**Instruction:**
Repeat the entries that follow verbatim, without any of their pictures.

==============================

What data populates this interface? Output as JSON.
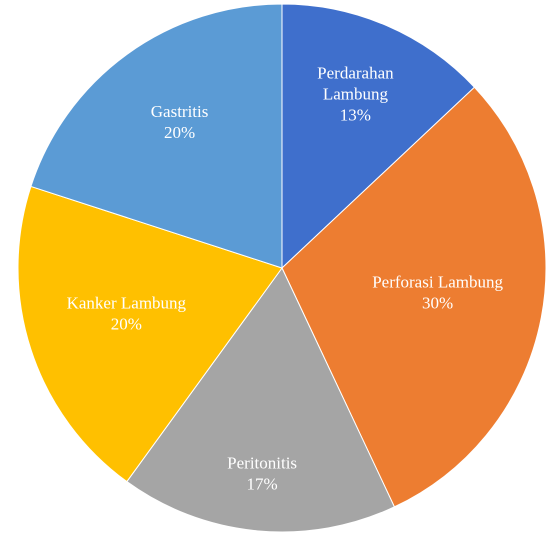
{
  "chart_data": {
    "type": "pie",
    "categories": [
      "Perdarahan Lambung",
      "Perforasi Lambung",
      "Peritonitis",
      "Kanker Lambung",
      "Gastritis"
    ],
    "values": [
      13,
      30,
      17,
      20,
      20
    ],
    "value_labels": [
      "13%",
      "30%",
      "17%",
      "20%",
      "20%"
    ],
    "colors": [
      "#3f6fcc",
      "#ed7d31",
      "#a5a5a5",
      "#ffc000",
      "#5b9bd5"
    ],
    "start_angle": 0,
    "direction": "clockwise"
  }
}
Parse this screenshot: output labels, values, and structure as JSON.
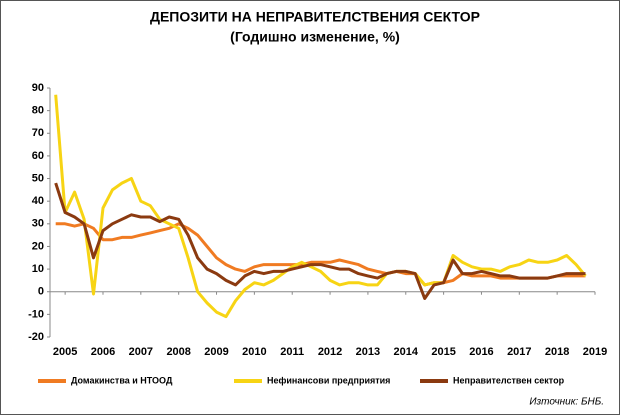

==============================

**Result of the exercise:**
What data populates this interface? Output as JSON.
{
  "chart_data": {
    "type": "pie",
    "categories": [
      "Perdarahan Lambung",
      "Perforasi Lambung",
      "Peritonitis",
      "Kanker Lambung",
      "Gastritis"
    ],
    "values": [
      13,
      30,
      17,
      20,
      20
    ],
    "value_labels": [
      "13%",
      "30%",
      "17%",
      "20%",
      "20%"
    ],
    "colors": [
      "#3f6fcc",
      "#ed7d31",
      "#a5a5a5",
      "#ffc000",
      "#5b9bd5"
    ],
    "start_angle": 0,
    "direction": "clockwise"
  }
}
Parse this screenshot: output labels, values, and structure as JSON.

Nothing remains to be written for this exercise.